**Source extract:**
___

NYC Mayor Eric Adams keeps the peace (Michael M. Santiago/Getty Images)


September 20, 2023   6 mins

For years now, American conservatives have been engulfed by an intellectual civil war, with various shades of the “New Right” fighting to overthrow “Conservatism Inc.”. What is less well-understood, however, are the changes taking place on the centre-left: the broad liberal plain where much of the American establishment sits (as distinct from the self-identified Left proper, who have lost much of their Bernie-era energies and are now sliding back into political obscurity).

Since the liberal centre is the establishment, the institutions and personnel who comprise it do not tend to think of themselves as belonging to any particular school of thought: their worldview usually forms the official common sense. There is no “liberal movement” like there is a conservative one, and the kind of sectarian squabbling over dogmas and heresies that is so common on the Right is rarer on the centre-left.

___

**Set of tasks:**
**a.** In the excerpt on the American centre-left, what are the various shades of the "New Right" fighting to overthrow?
**b.** Reproduce word for word everything in the excerpt on the American centre-left from "For years now, American" down to "on the centre-left.".
**c.** Please resume the excerpt on the American centre-left and keep writing from where it stops.

**Dataset rows:**
___

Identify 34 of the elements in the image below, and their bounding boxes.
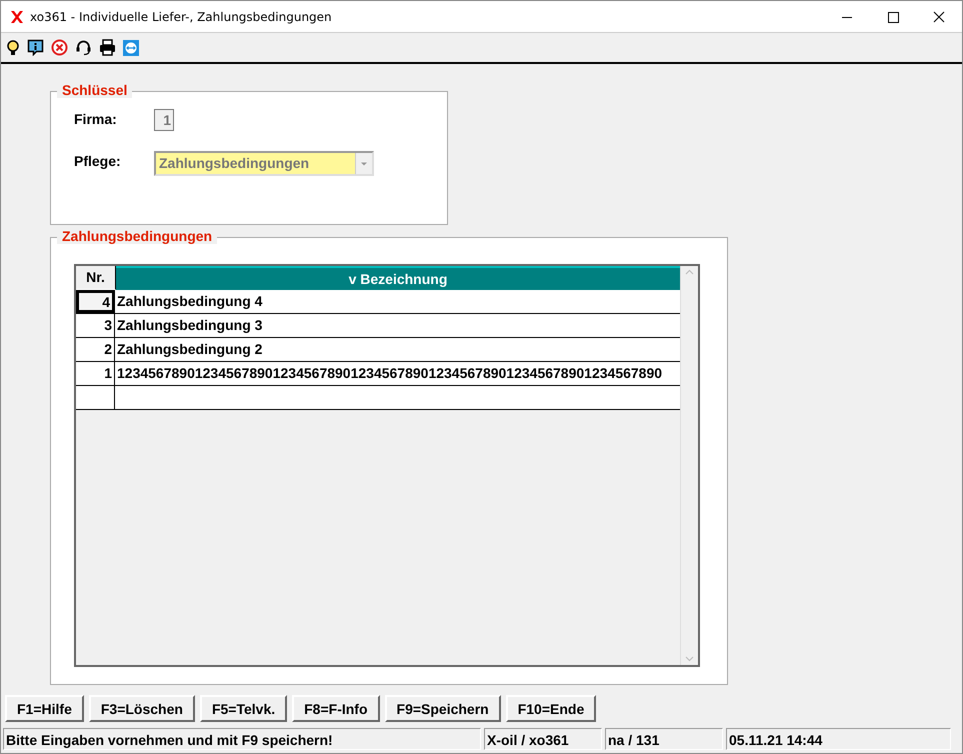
function-key-button[interactable]: F5=Telvk. — [200, 695, 288, 722]
table-cell[interactable]: 1 — [76, 362, 115, 385]
column-header[interactable]: Nr. — [76, 266, 116, 290]
printer-icon[interactable] — [99, 39, 116, 56]
function-key-button[interactable]: F3=Löschen — [88, 695, 195, 722]
table-cell[interactable]: Zahlungsbedingung 2 — [115, 338, 680, 361]
function-key-button[interactable]: F1=Hilfe — [5, 695, 84, 722]
status-bar-field: 05.11.21 14:44 — [726, 728, 951, 750]
function-key-button[interactable]: F10=Ende — [506, 695, 596, 722]
table-cell[interactable]: 2 — [76, 338, 115, 361]
status-bar-field: Bitte Eingaben vornehmen und mit F9 speichern! — [3, 728, 481, 750]
remote-support-icon[interactable] — [123, 40, 139, 56]
table-cell[interactable]: 3 — [76, 314, 115, 337]
group-title: Zahlungsbedingungen — [57, 228, 218, 244]
function-key-button[interactable]: F8=F-Info — [292, 695, 380, 722]
headset-icon[interactable] — [75, 39, 92, 56]
status-bar-field: X-oil / xo361 — [484, 728, 602, 750]
table-cell[interactable]: Zahlungsbedingung 4 — [115, 290, 680, 313]
maintenance-dropdown[interactable]: Zahlungsbedingungen — [154, 151, 374, 176]
status-bar-field: na / 131 — [605, 728, 723, 750]
window-title: xo361 - Individuelle Liefer-, Zahlungsbedingungen — [30, 10, 333, 24]
info-icon[interactable] — [27, 39, 44, 56]
group-title: Schlüssel — [57, 82, 132, 98]
cancel-icon[interactable] — [51, 39, 68, 56]
lightbulb-icon[interactable] — [6, 40, 20, 56]
function-key-button[interactable]: F9=Speichern — [384, 695, 501, 722]
column-header[interactable]: v Bezeichnung — [116, 266, 680, 290]
table-cell[interactable]: 4 — [76, 290, 115, 313]
field-label: Firma: — [74, 110, 118, 127]
table-cell[interactable]: Zahlungsbedingung 3 — [115, 314, 680, 337]
app-logo-icon — [10, 8, 24, 24]
company-field[interactable]: 1 — [154, 109, 174, 131]
field-label: Pflege: — [74, 152, 122, 169]
table-cell[interactable]: 1234567890123456789012345678901234567890123456789012345678901234567890 — [115, 362, 680, 385]
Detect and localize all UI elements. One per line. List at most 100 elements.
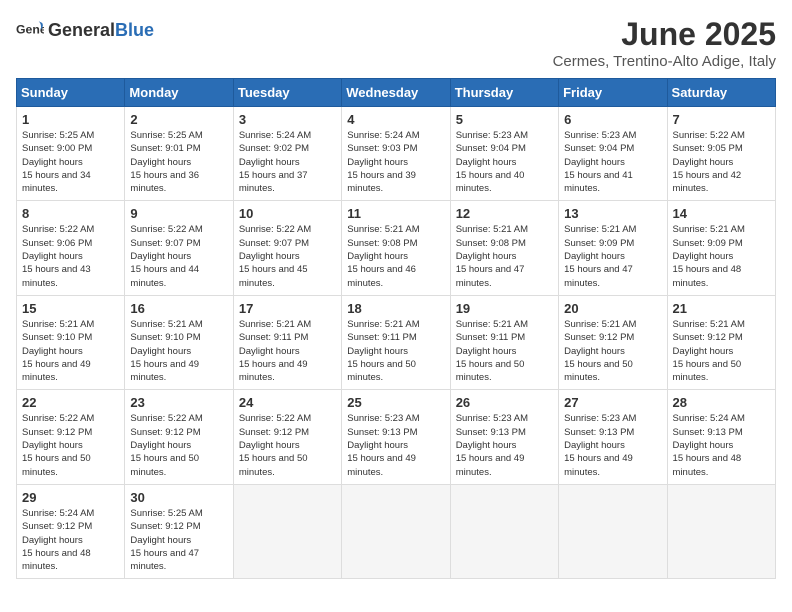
day-number: 8	[22, 206, 119, 221]
day-number: 28	[673, 395, 770, 410]
day-number: 1	[22, 112, 119, 127]
table-row: 13 Sunrise: 5:21 AM Sunset: 9:09 PM Dayl…	[559, 201, 667, 295]
table-row: 4 Sunrise: 5:24 AM Sunset: 9:03 PM Dayli…	[342, 107, 450, 201]
header: General GeneralBlue June 2025 Cermes, Tr…	[16, 16, 776, 70]
day-number: 30	[130, 490, 227, 505]
day-info: Sunrise: 5:23 AM Sunset: 9:13 PM Dayligh…	[456, 412, 553, 478]
logo-general: General	[48, 20, 115, 40]
day-info: Sunrise: 5:21 AM Sunset: 9:12 PM Dayligh…	[673, 318, 770, 384]
day-number: 29	[22, 490, 119, 505]
day-number: 19	[456, 301, 553, 316]
table-row: 7 Sunrise: 5:22 AM Sunset: 9:05 PM Dayli…	[667, 107, 775, 201]
day-info: Sunrise: 5:22 AM Sunset: 9:12 PM Dayligh…	[239, 412, 336, 478]
day-info: Sunrise: 5:22 AM Sunset: 9:07 PM Dayligh…	[239, 223, 336, 289]
table-row: 22 Sunrise: 5:22 AM Sunset: 9:12 PM Dayl…	[17, 390, 125, 484]
col-monday: Monday	[125, 79, 233, 107]
table-row: 5 Sunrise: 5:23 AM Sunset: 9:04 PM Dayli…	[450, 107, 558, 201]
table-row	[342, 484, 450, 578]
table-row	[233, 484, 341, 578]
day-number: 7	[673, 112, 770, 127]
day-info: Sunrise: 5:21 AM Sunset: 9:09 PM Dayligh…	[564, 223, 661, 289]
col-saturday: Saturday	[667, 79, 775, 107]
day-number: 12	[456, 206, 553, 221]
table-row: 20 Sunrise: 5:21 AM Sunset: 9:12 PM Dayl…	[559, 295, 667, 389]
title-area: June 2025 Cermes, Trentino-Alto Adige, I…	[553, 16, 776, 70]
day-info: Sunrise: 5:21 AM Sunset: 9:09 PM Dayligh…	[673, 223, 770, 289]
day-number: 26	[456, 395, 553, 410]
day-number: 27	[564, 395, 661, 410]
day-number: 5	[456, 112, 553, 127]
col-sunday: Sunday	[17, 79, 125, 107]
day-info: Sunrise: 5:24 AM Sunset: 9:02 PM Dayligh…	[239, 129, 336, 195]
table-row: 28 Sunrise: 5:24 AM Sunset: 9:13 PM Dayl…	[667, 390, 775, 484]
table-row	[559, 484, 667, 578]
table-row: 23 Sunrise: 5:22 AM Sunset: 9:12 PM Dayl…	[125, 390, 233, 484]
day-number: 6	[564, 112, 661, 127]
table-row: 1 Sunrise: 5:25 AM Sunset: 9:00 PM Dayli…	[17, 107, 125, 201]
svg-text:General: General	[16, 23, 44, 37]
day-number: 18	[347, 301, 444, 316]
table-row: 29 Sunrise: 5:24 AM Sunset: 9:12 PM Dayl…	[17, 484, 125, 578]
table-row: 12 Sunrise: 5:21 AM Sunset: 9:08 PM Dayl…	[450, 201, 558, 295]
day-number: 25	[347, 395, 444, 410]
table-row: 10 Sunrise: 5:22 AM Sunset: 9:07 PM Dayl…	[233, 201, 341, 295]
logo-icon: General	[16, 16, 44, 44]
day-number: 20	[564, 301, 661, 316]
day-info: Sunrise: 5:22 AM Sunset: 9:05 PM Dayligh…	[673, 129, 770, 195]
calendar: Sunday Monday Tuesday Wednesday Thursday…	[16, 78, 776, 579]
day-info: Sunrise: 5:21 AM Sunset: 9:11 PM Dayligh…	[456, 318, 553, 384]
day-number: 21	[673, 301, 770, 316]
day-number: 4	[347, 112, 444, 127]
table-row: 17 Sunrise: 5:21 AM Sunset: 9:11 PM Dayl…	[233, 295, 341, 389]
table-row: 24 Sunrise: 5:22 AM Sunset: 9:12 PM Dayl…	[233, 390, 341, 484]
day-number: 22	[22, 395, 119, 410]
table-row: 16 Sunrise: 5:21 AM Sunset: 9:10 PM Dayl…	[125, 295, 233, 389]
table-row	[450, 484, 558, 578]
table-row: 3 Sunrise: 5:24 AM Sunset: 9:02 PM Dayli…	[233, 107, 341, 201]
day-number: 24	[239, 395, 336, 410]
logo-blue: Blue	[115, 20, 154, 40]
table-row: 18 Sunrise: 5:21 AM Sunset: 9:11 PM Dayl…	[342, 295, 450, 389]
col-friday: Friday	[559, 79, 667, 107]
day-number: 9	[130, 206, 227, 221]
day-info: Sunrise: 5:21 AM Sunset: 9:11 PM Dayligh…	[347, 318, 444, 384]
table-row: 2 Sunrise: 5:25 AM Sunset: 9:01 PM Dayli…	[125, 107, 233, 201]
day-number: 10	[239, 206, 336, 221]
day-info: Sunrise: 5:23 AM Sunset: 9:04 PM Dayligh…	[456, 129, 553, 195]
col-wednesday: Wednesday	[342, 79, 450, 107]
day-number: 17	[239, 301, 336, 316]
day-info: Sunrise: 5:21 AM Sunset: 9:12 PM Dayligh…	[564, 318, 661, 384]
day-number: 14	[673, 206, 770, 221]
day-info: Sunrise: 5:24 AM Sunset: 9:03 PM Dayligh…	[347, 129, 444, 195]
col-tuesday: Tuesday	[233, 79, 341, 107]
month-title: June 2025	[553, 16, 776, 53]
day-info: Sunrise: 5:22 AM Sunset: 9:12 PM Dayligh…	[130, 412, 227, 478]
day-info: Sunrise: 5:24 AM Sunset: 9:12 PM Dayligh…	[22, 507, 119, 573]
day-info: Sunrise: 5:22 AM Sunset: 9:06 PM Dayligh…	[22, 223, 119, 289]
day-info: Sunrise: 5:22 AM Sunset: 9:12 PM Dayligh…	[22, 412, 119, 478]
day-info: Sunrise: 5:23 AM Sunset: 9:04 PM Dayligh…	[564, 129, 661, 195]
day-info: Sunrise: 5:25 AM Sunset: 9:00 PM Dayligh…	[22, 129, 119, 195]
location-title: Cermes, Trentino-Alto Adige, Italy	[553, 53, 776, 70]
table-row: 9 Sunrise: 5:22 AM Sunset: 9:07 PM Dayli…	[125, 201, 233, 295]
logo: General GeneralBlue	[16, 16, 154, 44]
table-row: 6 Sunrise: 5:23 AM Sunset: 9:04 PM Dayli…	[559, 107, 667, 201]
day-number: 15	[22, 301, 119, 316]
day-number: 11	[347, 206, 444, 221]
day-info: Sunrise: 5:21 AM Sunset: 9:10 PM Dayligh…	[22, 318, 119, 384]
day-info: Sunrise: 5:21 AM Sunset: 9:08 PM Dayligh…	[456, 223, 553, 289]
day-info: Sunrise: 5:23 AM Sunset: 9:13 PM Dayligh…	[347, 412, 444, 478]
day-info: Sunrise: 5:21 AM Sunset: 9:11 PM Dayligh…	[239, 318, 336, 384]
day-number: 3	[239, 112, 336, 127]
table-row: 11 Sunrise: 5:21 AM Sunset: 9:08 PM Dayl…	[342, 201, 450, 295]
day-info: Sunrise: 5:24 AM Sunset: 9:13 PM Dayligh…	[673, 412, 770, 478]
table-row	[667, 484, 775, 578]
day-number: 2	[130, 112, 227, 127]
day-info: Sunrise: 5:23 AM Sunset: 9:13 PM Dayligh…	[564, 412, 661, 478]
table-row: 27 Sunrise: 5:23 AM Sunset: 9:13 PM Dayl…	[559, 390, 667, 484]
day-info: Sunrise: 5:25 AM Sunset: 9:12 PM Dayligh…	[130, 507, 227, 573]
day-info: Sunrise: 5:21 AM Sunset: 9:10 PM Dayligh…	[130, 318, 227, 384]
table-row: 19 Sunrise: 5:21 AM Sunset: 9:11 PM Dayl…	[450, 295, 558, 389]
day-info: Sunrise: 5:22 AM Sunset: 9:07 PM Dayligh…	[130, 223, 227, 289]
day-number: 23	[130, 395, 227, 410]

___

**The answers:**
**a.** "Conservatism Inc."

**b.**
For years now, American conservatives have been engulfed by an intellectual civil war, with various shades of the “New Right” fighting to overthrow “Conservatism Inc.”. What is less well-understood, however, are the changes taking place on the centre-left: the broad liberal plain where much of the American establishment sits (as distinct from the self-identified Left proper, who have lost much of their Bernie-era energies and are now sliding back into political obscurity).

Since the liberal centre is the establishment, the institutions and personnel who comprise it do not tend to think of themselves as belonging to any particular school of thought: their worldview usually forms the official common sense. There is no “liberal movement” like there is a conservative one, and the kind of sectarian squabbling over dogmas and heresies that is so common on the Right is rarer on the centre-left.

**c.**
The paradox is that the establishment often has less of a functional gatekeeping capacity and is vulnerable to sudden ideological capture from below: this is how the social justice movements of the 2010s became so influential. Despite Barack Obama’s warnings against identity politics and Joe Biden’s rejection of “Defund the Police”, radical ideas remain entrenched in institutions. The hegemony of DEI in corporate and academic settings, the outsize importance of gender ideologies in the liberal idiom, and the sway of dysfunctional pseudo-humanitarian responses to crime and immigration in big cities illustrate just how incomplete the liberal pushback against runaway cultural progressivism has been.

Yet the liberal establishment is not entirely hopeless. When it comes to economics and governance, it has an enviable penchant for pragmatism and reinvention. While pundits foresaw a return to Third Way Clintonism under Joe Biden, the octogenarian president instead favoured an open repudiation of the Washington Consensus and a sweeping programme of re-industrialisation —  which, though imperfect, remains more advanced than what Republicans are offering by way of governance: an endless return to Reaganomics.

Liberalism’s challenge is in staying on this economic course while tamping down on the recurrent cultural excesses of its activist base. Despite what the culture warriors may say, the new American centre is economically to the Left of Reagan-Clinton globalism but culturally “live-and-let-live”: voters care about bringing jobs and factories back but have little time for hardliners on both ends of the culture war.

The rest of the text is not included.